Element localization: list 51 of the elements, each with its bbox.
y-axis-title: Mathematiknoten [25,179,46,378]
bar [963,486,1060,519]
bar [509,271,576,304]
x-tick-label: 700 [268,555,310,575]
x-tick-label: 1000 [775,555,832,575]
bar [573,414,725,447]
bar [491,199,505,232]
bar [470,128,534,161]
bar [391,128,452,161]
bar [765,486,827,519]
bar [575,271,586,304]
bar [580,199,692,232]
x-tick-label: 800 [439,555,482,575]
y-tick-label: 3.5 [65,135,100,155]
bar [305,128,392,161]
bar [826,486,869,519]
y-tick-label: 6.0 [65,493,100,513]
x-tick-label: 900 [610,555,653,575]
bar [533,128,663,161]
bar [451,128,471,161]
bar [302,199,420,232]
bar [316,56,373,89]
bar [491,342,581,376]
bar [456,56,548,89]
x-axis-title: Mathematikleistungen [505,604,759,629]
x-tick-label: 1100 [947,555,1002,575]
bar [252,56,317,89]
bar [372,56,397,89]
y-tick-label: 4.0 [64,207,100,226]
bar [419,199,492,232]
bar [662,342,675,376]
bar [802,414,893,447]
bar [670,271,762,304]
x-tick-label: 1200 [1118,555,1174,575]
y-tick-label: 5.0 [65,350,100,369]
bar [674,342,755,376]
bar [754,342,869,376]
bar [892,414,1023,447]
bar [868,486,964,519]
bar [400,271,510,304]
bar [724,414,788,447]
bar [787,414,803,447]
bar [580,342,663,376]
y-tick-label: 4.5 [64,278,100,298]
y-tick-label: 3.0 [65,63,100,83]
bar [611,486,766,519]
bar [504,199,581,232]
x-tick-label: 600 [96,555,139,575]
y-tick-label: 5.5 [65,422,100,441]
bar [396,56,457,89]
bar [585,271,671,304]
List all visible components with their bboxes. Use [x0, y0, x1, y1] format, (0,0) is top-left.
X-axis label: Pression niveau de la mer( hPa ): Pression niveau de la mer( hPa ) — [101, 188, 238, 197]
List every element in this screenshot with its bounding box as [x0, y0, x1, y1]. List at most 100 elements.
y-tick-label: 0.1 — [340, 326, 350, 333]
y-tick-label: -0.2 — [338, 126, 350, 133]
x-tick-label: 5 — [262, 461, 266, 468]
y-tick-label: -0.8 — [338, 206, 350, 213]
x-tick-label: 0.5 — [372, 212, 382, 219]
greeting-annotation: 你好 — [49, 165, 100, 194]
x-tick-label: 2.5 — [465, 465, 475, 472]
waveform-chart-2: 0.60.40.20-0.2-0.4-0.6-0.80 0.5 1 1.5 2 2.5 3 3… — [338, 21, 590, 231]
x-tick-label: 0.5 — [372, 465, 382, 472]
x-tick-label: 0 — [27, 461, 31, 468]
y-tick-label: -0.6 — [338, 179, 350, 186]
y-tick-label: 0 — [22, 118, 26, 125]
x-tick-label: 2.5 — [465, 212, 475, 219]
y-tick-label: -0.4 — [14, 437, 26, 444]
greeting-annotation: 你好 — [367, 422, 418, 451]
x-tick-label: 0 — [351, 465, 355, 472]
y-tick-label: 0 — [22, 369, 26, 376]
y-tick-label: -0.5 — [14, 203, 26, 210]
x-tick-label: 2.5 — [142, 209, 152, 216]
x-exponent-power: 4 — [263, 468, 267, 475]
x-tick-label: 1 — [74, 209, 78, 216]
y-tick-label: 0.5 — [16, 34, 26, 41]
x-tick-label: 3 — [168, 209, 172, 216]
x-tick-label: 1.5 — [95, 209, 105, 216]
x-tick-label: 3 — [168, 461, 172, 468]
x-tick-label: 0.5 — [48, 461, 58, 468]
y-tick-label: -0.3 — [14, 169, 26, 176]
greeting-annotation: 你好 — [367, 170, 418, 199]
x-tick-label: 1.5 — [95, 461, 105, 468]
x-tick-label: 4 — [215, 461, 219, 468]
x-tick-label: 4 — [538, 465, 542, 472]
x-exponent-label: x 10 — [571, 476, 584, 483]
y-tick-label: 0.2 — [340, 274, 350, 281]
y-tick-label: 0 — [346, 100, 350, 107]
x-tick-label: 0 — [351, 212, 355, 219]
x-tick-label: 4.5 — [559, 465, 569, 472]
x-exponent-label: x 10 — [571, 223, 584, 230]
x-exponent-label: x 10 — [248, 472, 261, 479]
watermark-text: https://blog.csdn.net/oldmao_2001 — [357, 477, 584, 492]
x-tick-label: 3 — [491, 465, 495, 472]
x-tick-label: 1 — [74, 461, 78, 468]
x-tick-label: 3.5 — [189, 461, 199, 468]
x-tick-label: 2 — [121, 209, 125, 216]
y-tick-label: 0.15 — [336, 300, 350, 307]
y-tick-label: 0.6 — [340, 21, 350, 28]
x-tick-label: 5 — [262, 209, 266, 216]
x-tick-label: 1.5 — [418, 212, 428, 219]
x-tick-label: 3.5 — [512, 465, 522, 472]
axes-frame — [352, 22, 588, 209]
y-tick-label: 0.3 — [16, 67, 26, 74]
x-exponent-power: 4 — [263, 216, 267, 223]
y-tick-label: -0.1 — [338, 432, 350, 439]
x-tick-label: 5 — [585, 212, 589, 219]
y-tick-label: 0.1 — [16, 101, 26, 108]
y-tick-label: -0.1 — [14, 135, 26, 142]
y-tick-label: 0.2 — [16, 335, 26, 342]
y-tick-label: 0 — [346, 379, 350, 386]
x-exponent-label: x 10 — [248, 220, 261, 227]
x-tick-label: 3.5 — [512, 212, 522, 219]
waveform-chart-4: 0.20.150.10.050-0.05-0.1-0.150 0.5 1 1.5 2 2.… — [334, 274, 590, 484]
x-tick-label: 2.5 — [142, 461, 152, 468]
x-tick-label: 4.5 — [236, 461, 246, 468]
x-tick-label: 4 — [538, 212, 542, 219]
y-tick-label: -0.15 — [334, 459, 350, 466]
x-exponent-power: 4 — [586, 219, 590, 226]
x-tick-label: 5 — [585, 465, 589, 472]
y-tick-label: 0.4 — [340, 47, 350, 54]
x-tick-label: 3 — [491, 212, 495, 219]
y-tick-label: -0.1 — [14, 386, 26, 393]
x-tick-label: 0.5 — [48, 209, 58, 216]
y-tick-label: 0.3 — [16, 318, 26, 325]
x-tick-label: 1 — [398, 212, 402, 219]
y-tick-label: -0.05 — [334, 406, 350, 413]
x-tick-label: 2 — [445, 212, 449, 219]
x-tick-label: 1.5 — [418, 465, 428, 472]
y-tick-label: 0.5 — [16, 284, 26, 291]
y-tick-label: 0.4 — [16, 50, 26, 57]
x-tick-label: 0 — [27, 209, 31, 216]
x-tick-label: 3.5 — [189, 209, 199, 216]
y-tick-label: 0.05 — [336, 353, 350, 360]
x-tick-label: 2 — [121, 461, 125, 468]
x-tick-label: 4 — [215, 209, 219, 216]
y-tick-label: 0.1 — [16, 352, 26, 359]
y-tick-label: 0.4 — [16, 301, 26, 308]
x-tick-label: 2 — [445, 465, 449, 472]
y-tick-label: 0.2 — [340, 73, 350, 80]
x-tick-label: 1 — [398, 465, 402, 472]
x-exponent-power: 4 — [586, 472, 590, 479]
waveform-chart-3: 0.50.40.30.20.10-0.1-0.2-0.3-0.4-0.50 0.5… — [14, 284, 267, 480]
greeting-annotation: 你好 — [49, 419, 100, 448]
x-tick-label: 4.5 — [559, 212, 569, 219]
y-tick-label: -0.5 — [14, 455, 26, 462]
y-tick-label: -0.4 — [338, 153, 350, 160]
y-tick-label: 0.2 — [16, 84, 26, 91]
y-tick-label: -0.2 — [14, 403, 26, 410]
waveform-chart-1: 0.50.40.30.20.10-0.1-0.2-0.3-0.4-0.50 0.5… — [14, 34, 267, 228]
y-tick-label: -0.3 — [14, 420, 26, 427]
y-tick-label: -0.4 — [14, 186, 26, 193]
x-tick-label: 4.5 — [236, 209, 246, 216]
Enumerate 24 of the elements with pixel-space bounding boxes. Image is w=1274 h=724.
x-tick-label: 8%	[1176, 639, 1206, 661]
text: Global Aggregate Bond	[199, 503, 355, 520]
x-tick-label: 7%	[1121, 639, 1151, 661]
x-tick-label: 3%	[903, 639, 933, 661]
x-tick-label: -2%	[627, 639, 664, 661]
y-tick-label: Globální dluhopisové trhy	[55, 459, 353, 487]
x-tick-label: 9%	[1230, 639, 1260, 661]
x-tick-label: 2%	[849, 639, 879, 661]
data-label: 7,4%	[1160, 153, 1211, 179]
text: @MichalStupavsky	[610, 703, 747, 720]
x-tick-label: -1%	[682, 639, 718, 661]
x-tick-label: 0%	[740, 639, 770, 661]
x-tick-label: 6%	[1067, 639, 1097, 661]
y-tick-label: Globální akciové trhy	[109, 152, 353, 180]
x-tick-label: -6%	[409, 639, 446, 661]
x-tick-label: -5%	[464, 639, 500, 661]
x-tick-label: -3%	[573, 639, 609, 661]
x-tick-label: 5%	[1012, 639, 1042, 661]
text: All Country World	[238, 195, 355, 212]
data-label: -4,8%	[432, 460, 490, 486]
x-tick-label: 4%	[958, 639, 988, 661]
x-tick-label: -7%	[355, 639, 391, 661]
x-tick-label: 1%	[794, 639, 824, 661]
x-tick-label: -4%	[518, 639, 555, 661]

※

**Work to complete:**
Can you write out the listing above word for word, beginning at its first line and stopping after the line that contains "y-tick-label: 3.5 [65,135,100,155]"?

**Answer to the task:**
Element localization: list 51 of the elements, each with its bbox.
y-axis-title: Mathematiknoten [25,179,46,378]
bar [963,486,1060,519]
bar [509,271,576,304]
x-tick-label: 700 [268,555,310,575]
x-tick-label: 1000 [775,555,832,575]
bar [573,414,725,447]
bar [491,199,505,232]
bar [470,128,534,161]
bar [391,128,452,161]
bar [765,486,827,519]
bar [575,271,586,304]
bar [580,199,692,232]
x-tick-label: 800 [439,555,482,575]
y-tick-label: 3.5 [65,135,100,155]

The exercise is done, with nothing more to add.